Select, from the material below, each line with "mail" in it.

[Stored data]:
* * *

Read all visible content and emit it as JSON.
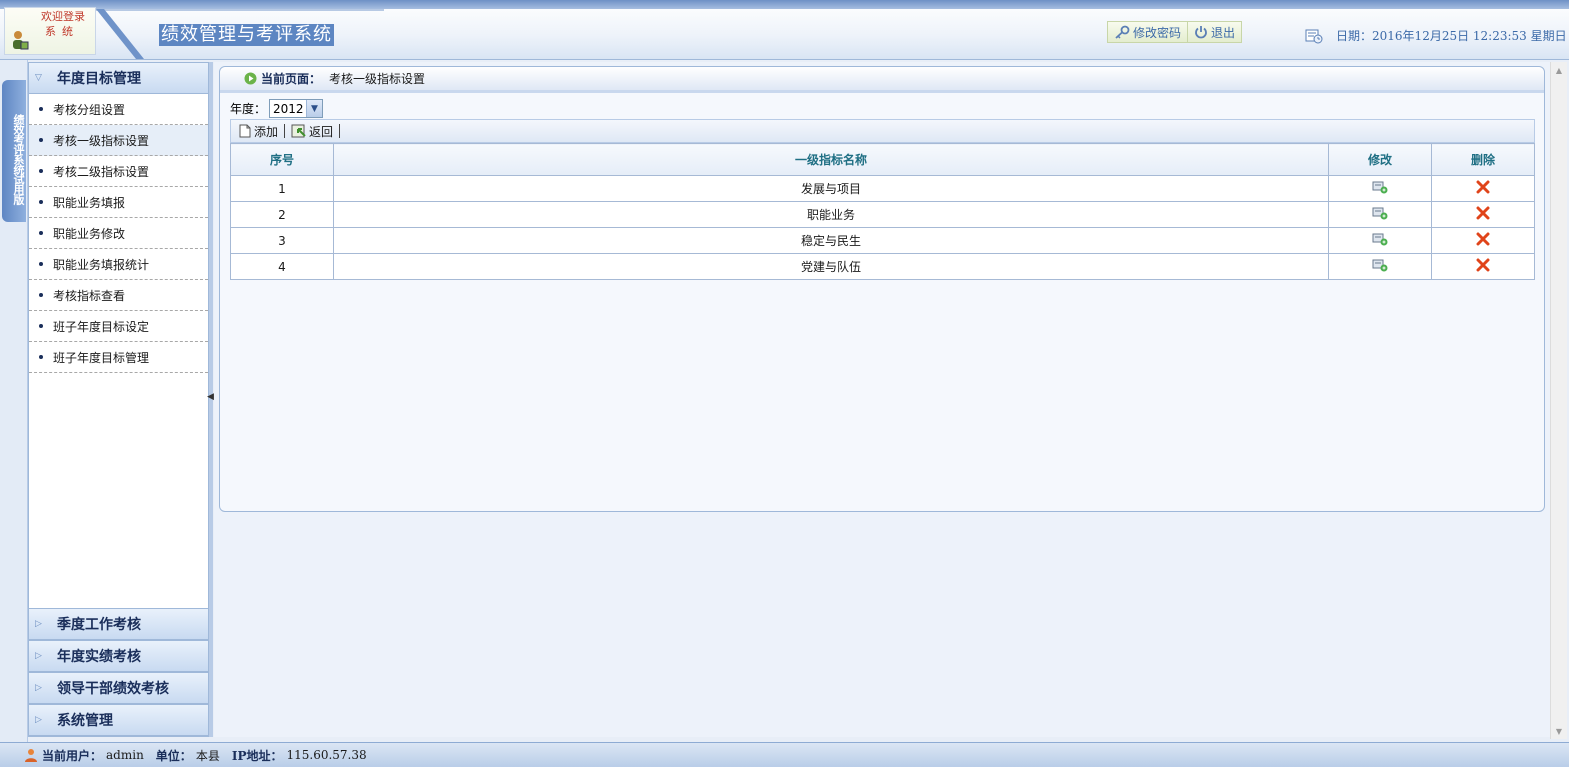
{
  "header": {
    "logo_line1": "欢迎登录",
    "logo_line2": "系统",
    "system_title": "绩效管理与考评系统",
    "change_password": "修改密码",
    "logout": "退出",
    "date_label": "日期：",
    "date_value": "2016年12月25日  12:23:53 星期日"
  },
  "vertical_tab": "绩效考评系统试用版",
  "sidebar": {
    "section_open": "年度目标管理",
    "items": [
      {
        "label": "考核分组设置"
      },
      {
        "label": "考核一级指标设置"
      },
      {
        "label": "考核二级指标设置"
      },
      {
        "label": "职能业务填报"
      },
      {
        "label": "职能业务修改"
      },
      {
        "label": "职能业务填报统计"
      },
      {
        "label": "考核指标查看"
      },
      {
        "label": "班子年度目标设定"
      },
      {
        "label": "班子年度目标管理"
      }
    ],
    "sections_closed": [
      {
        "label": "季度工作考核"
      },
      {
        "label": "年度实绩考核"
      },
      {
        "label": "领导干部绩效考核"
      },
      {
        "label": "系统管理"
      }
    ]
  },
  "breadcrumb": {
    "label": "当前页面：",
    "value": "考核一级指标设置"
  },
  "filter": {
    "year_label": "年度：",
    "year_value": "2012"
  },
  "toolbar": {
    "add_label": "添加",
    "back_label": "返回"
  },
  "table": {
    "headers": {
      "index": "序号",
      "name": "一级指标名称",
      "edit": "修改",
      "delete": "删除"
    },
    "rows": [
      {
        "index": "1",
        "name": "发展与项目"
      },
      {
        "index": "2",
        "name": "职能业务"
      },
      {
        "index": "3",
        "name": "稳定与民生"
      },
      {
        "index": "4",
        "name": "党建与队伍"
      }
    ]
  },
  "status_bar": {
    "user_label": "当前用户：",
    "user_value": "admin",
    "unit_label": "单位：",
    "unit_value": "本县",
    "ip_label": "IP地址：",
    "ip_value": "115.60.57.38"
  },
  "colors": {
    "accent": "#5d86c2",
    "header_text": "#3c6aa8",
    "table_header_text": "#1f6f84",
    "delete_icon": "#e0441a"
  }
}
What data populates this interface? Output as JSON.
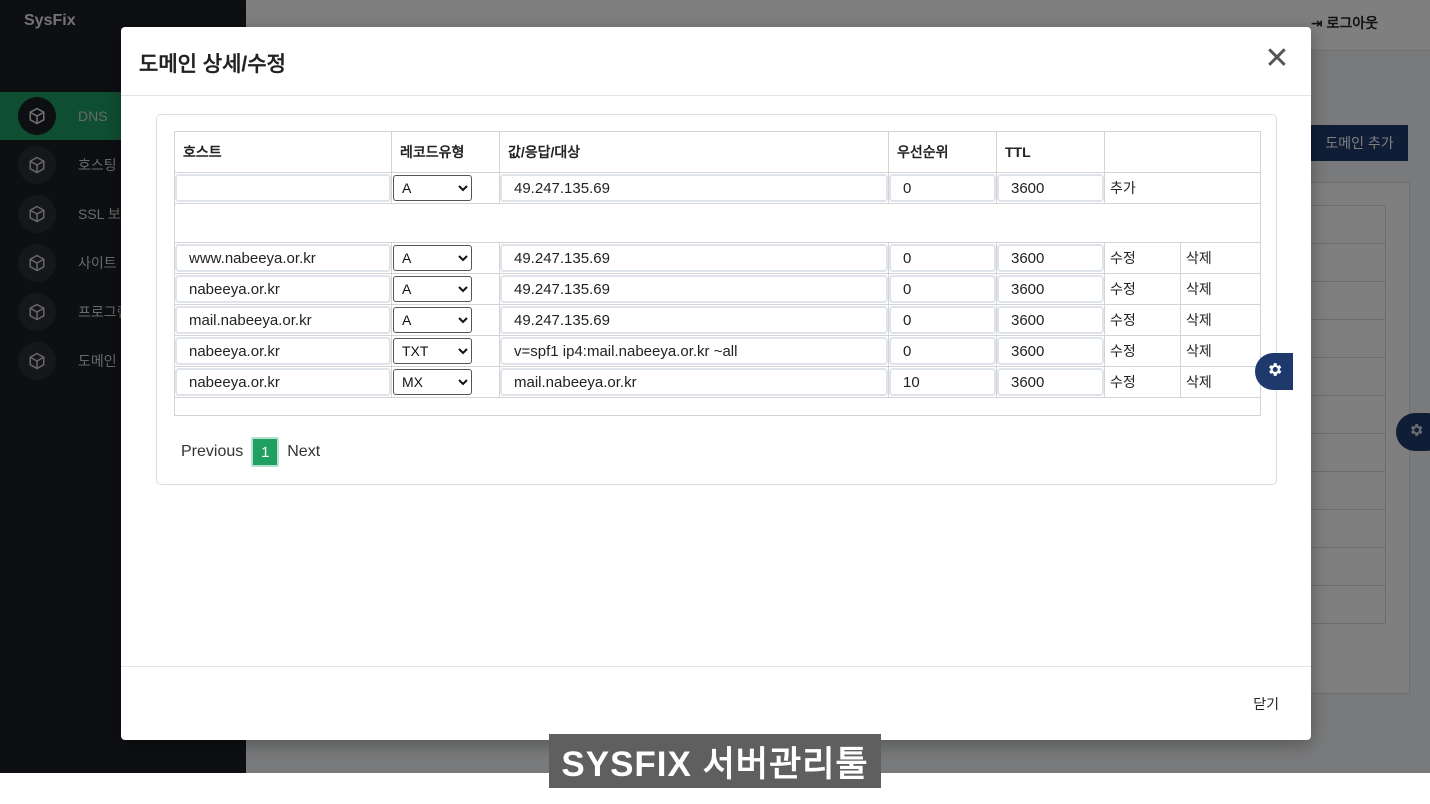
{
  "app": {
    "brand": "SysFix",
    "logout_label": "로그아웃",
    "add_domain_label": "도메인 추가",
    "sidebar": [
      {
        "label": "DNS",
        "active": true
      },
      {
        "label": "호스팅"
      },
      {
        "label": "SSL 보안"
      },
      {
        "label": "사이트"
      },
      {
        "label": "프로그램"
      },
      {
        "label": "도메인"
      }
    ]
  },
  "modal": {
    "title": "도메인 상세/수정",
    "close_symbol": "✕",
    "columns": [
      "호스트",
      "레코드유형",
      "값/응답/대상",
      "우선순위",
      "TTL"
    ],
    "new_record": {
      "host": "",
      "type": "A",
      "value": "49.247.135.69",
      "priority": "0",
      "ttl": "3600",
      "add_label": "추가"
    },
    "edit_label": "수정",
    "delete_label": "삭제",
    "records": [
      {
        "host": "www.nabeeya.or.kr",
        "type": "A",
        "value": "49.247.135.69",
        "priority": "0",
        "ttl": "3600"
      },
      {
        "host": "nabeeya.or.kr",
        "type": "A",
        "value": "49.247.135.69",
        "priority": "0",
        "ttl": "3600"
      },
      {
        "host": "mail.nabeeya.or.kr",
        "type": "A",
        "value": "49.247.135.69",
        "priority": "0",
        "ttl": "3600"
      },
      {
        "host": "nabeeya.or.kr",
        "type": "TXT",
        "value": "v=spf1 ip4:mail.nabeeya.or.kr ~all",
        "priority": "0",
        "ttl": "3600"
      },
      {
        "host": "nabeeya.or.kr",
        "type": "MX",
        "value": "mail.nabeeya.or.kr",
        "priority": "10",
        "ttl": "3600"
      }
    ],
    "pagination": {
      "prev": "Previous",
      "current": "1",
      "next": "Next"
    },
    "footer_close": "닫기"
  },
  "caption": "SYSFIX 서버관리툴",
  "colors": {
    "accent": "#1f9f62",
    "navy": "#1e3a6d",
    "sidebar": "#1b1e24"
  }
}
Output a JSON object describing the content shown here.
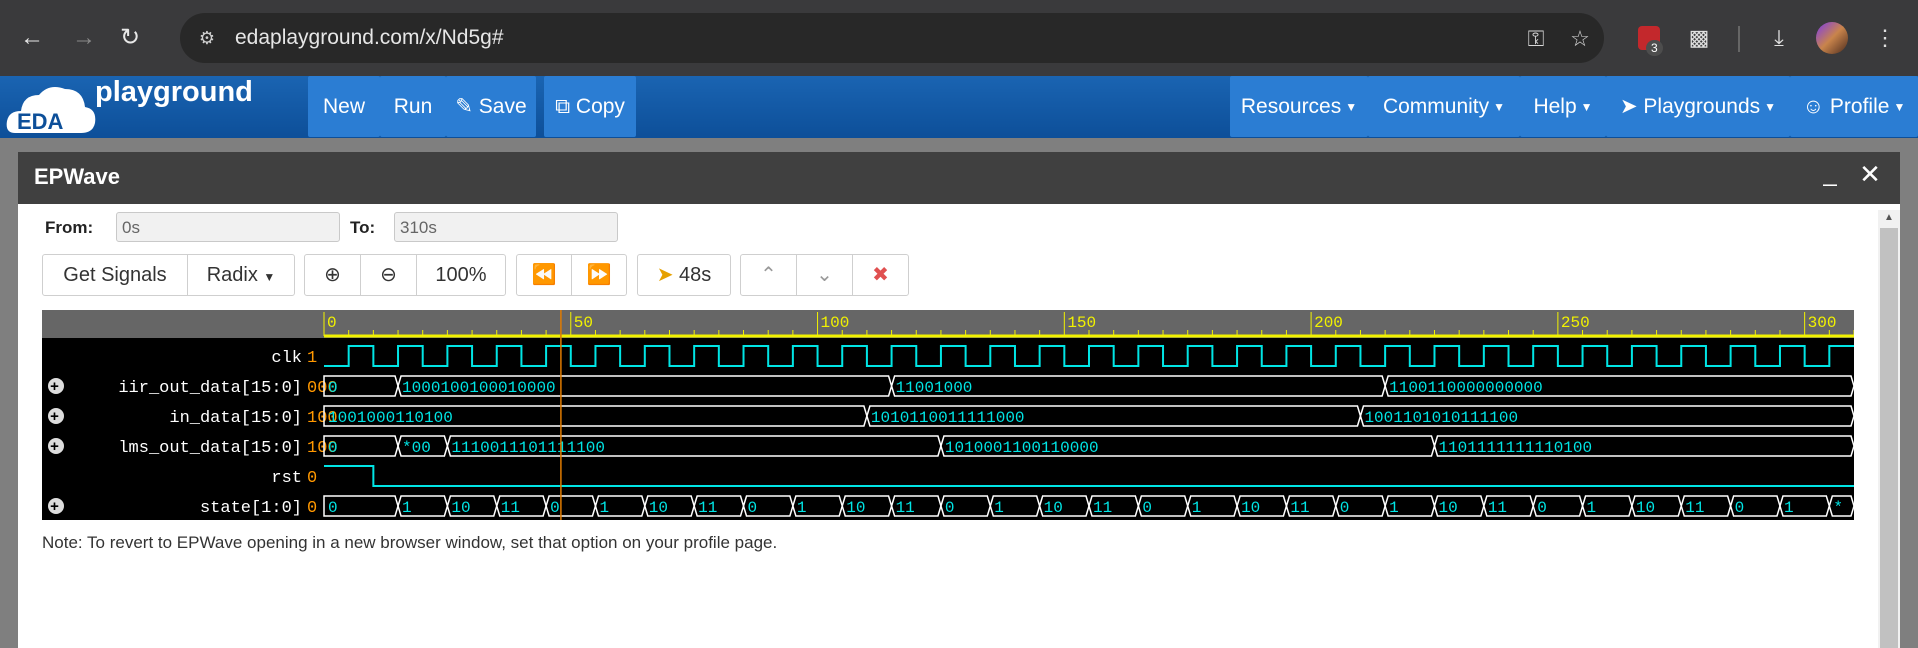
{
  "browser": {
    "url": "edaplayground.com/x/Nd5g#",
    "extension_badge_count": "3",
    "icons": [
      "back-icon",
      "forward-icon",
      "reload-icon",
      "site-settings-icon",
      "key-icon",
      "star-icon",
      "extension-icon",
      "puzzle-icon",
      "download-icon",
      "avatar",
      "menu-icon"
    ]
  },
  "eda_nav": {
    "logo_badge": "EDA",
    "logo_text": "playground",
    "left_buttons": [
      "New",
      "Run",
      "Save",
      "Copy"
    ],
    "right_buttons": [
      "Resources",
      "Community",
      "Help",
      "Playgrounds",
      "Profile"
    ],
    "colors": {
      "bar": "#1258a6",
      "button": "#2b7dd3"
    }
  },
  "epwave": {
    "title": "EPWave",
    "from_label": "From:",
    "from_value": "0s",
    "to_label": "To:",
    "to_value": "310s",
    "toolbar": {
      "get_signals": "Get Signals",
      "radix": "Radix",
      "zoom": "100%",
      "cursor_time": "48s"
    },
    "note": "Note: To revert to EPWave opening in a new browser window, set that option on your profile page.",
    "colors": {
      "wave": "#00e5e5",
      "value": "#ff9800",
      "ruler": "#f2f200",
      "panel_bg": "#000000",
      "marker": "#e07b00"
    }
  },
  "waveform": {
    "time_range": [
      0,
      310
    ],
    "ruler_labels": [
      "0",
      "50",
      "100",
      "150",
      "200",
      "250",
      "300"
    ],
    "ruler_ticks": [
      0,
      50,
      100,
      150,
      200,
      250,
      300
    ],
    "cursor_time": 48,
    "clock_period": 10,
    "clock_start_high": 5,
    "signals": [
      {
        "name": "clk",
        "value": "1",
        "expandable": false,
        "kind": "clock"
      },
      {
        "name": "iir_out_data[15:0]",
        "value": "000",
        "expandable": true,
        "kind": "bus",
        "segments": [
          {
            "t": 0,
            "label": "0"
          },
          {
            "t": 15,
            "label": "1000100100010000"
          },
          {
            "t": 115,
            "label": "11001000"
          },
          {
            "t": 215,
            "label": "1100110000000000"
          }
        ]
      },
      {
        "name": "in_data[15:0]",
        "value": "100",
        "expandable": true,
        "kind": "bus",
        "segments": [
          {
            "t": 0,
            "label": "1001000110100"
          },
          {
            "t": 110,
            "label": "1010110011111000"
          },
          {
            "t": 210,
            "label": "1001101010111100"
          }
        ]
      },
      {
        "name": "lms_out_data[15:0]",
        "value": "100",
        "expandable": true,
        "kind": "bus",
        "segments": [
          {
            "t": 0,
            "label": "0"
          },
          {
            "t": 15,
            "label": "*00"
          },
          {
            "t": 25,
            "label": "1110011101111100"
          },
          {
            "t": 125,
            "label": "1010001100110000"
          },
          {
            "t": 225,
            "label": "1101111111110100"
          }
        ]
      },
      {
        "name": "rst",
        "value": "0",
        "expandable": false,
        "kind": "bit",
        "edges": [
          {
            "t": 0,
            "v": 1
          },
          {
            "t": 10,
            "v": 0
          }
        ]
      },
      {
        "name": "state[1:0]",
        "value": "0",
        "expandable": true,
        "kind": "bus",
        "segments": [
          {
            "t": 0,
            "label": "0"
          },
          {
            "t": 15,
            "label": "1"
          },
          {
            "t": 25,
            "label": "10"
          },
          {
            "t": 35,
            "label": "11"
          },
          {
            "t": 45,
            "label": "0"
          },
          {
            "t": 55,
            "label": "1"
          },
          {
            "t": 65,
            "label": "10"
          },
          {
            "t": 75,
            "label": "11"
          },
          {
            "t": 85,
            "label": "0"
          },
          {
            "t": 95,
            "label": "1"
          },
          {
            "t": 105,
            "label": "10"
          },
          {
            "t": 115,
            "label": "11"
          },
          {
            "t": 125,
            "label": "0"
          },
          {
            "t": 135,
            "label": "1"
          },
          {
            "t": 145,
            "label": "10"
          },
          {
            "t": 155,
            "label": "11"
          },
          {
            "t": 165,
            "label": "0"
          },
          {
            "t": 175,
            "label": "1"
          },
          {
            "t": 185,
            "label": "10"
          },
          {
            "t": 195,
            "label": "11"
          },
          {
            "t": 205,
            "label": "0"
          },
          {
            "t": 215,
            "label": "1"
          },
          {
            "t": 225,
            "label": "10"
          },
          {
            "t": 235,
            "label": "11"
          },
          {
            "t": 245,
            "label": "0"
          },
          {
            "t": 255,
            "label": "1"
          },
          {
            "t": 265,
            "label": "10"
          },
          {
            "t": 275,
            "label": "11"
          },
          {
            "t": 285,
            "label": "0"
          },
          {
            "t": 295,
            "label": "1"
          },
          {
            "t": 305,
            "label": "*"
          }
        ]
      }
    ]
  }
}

* * *

[Response to this task]:
        "host": "mail.nabeeya.or.kr",
        "value": "v=spf1 ip4:mail.nabeeya.or.kr ~all",
        "value": "mail.nabeeya.or.kr",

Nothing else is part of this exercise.